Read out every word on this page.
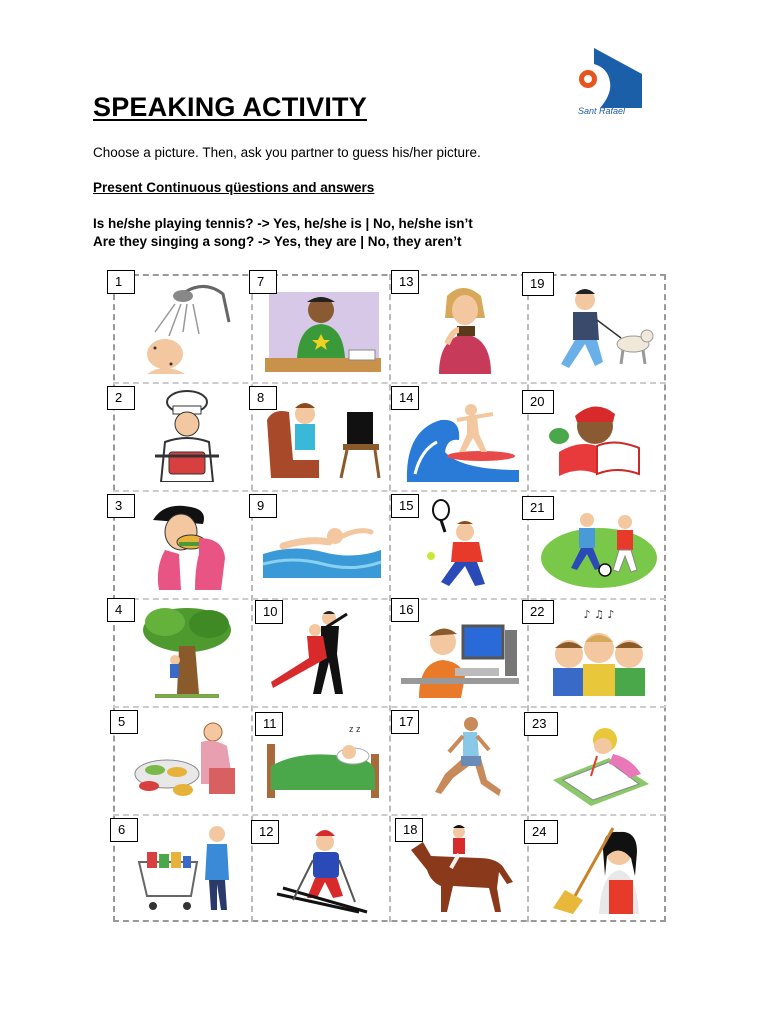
SPEAKING ACTIVITY	Sant Rafael
Choose a picture. Then, ask you partner to guess his/her picture.
Present Continuous qüestions and answers
Is he/she playing tennis? -> Yes, he/she is | No, he/she isn’t
Are they singing a song? -> Yes, they are | No, they aren’t
1
2
3
4
5
6
7
8
9
10
z z
11
12
13
14
15
16
17
18
19
20
21
♪ ♫ ♪
22
23
24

★ ★ ★ ★ ★

#### [TO DO]
Your task is to repeat the material above exactly, without its pictures.

#### [WRITTEN SOLUTION]
Read out every word on this page.
SPEAKING ACTIVITY	Sant Rafael
Choose a picture. Then, ask you partner to guess his/her picture.
Present Continuous qüestions and answers
Is he/she playing tennis? -> Yes, he/she is | No, he/she isn’t
Are they singing a song? -> Yes, they are | No, they aren’t
1
2
3
4
5
6
7
8
9
10
z z
11
12
13
14
15
16
17
18
19
20
21
♪ ♫ ♪
22
23
24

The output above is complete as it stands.